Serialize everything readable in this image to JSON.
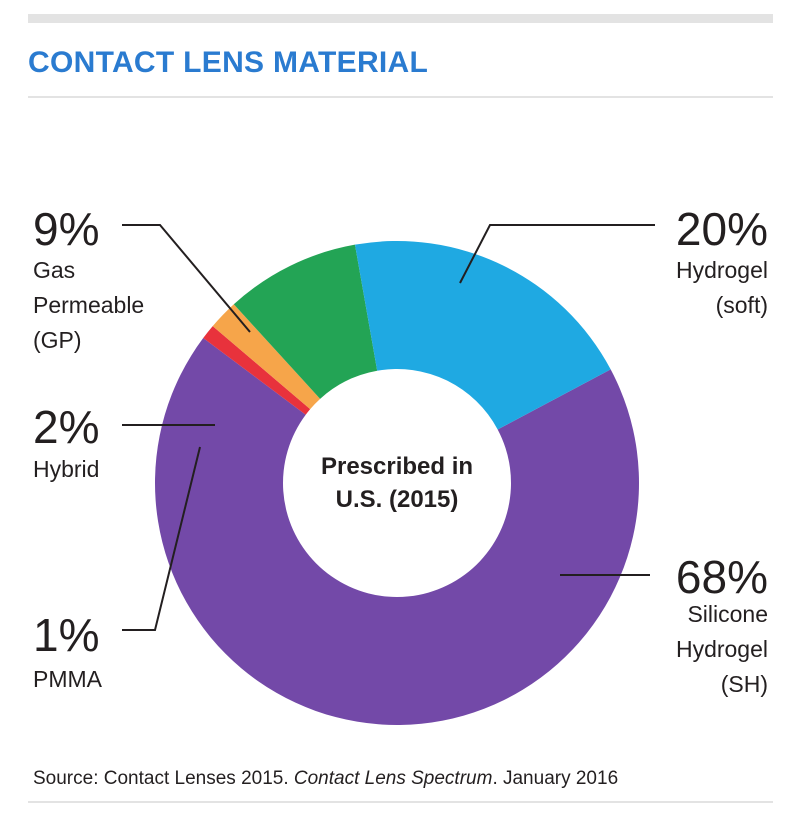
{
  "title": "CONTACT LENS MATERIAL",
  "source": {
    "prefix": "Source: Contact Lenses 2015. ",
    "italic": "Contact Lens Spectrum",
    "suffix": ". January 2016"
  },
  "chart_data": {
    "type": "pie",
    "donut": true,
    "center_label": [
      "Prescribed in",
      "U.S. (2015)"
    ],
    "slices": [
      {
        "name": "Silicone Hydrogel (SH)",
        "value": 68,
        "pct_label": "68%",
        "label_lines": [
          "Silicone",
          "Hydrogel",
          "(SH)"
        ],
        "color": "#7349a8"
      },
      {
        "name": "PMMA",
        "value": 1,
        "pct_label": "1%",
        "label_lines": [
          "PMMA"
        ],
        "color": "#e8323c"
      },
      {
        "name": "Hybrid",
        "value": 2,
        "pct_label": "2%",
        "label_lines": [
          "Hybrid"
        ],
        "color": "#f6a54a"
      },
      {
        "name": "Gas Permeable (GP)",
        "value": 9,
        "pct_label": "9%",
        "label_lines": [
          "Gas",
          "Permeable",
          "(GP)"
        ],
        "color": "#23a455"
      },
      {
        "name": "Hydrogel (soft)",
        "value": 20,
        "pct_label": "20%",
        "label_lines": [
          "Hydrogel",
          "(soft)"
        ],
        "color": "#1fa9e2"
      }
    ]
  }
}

==================================================

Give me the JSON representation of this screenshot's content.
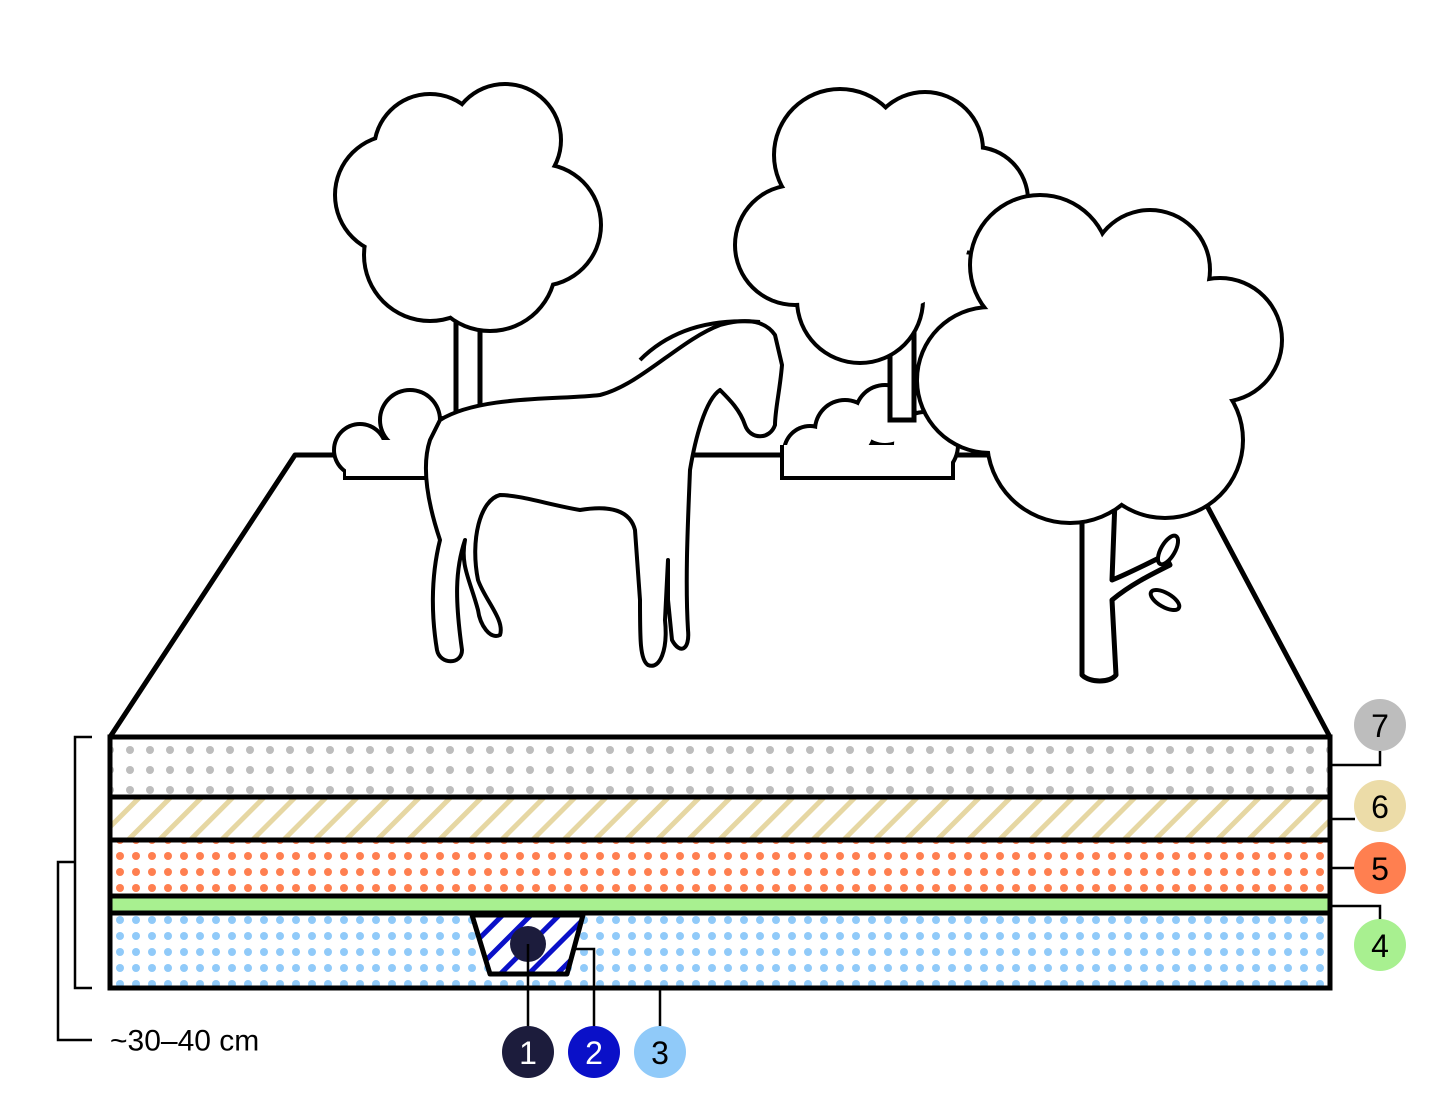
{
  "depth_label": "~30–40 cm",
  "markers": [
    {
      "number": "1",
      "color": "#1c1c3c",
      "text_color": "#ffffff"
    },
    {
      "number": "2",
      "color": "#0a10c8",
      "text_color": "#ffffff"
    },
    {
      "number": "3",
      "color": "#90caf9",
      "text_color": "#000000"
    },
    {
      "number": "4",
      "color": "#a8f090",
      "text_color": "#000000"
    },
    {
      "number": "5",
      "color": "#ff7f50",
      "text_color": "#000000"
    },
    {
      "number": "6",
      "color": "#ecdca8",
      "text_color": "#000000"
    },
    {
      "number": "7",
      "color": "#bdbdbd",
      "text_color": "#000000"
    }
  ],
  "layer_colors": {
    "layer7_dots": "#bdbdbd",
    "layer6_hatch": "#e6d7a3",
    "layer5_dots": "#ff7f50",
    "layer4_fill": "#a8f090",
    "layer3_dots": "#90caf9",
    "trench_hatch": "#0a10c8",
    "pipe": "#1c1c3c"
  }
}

==================================================

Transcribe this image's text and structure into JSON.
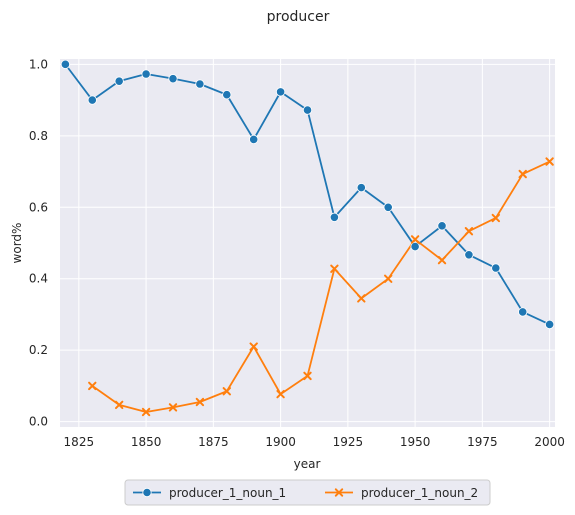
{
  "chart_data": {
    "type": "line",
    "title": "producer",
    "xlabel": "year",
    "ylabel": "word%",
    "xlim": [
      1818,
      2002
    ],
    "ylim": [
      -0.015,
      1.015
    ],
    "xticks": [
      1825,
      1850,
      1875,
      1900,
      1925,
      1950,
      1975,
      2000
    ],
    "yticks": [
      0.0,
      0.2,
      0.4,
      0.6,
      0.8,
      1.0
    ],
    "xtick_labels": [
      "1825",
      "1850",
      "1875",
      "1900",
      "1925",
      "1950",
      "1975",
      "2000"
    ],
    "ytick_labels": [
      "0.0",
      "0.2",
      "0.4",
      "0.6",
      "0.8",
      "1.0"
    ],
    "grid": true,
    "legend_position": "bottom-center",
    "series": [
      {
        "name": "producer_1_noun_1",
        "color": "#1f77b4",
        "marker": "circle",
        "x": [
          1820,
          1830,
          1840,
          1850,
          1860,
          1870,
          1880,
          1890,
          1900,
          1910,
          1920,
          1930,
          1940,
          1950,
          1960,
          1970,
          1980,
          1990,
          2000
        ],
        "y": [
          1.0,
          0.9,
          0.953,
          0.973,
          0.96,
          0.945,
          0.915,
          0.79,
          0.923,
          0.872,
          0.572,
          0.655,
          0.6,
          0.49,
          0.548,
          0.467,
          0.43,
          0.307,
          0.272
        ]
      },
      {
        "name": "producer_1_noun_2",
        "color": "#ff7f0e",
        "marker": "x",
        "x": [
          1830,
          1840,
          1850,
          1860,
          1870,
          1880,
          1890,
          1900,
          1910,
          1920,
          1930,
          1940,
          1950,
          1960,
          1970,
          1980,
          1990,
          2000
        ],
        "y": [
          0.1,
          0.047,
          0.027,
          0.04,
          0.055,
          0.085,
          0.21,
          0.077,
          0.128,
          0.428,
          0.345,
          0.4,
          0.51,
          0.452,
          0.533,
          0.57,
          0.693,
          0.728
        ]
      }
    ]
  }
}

==================================================

■ TASK DESCRIPTION: Copy out every line of the data that includes the word "name".

■ OUTPUT FOR THIS EXERCISE:
        "name": "Silicone Hydrogel (SH)",
        "name": "PMMA",
        "name": "Hybrid",
        "name": "Gas Permeable (GP)",
        "name": "Hydrogel (soft)",
        "name": "producer_1_noun_1",
        "name": "producer_1_noun_2",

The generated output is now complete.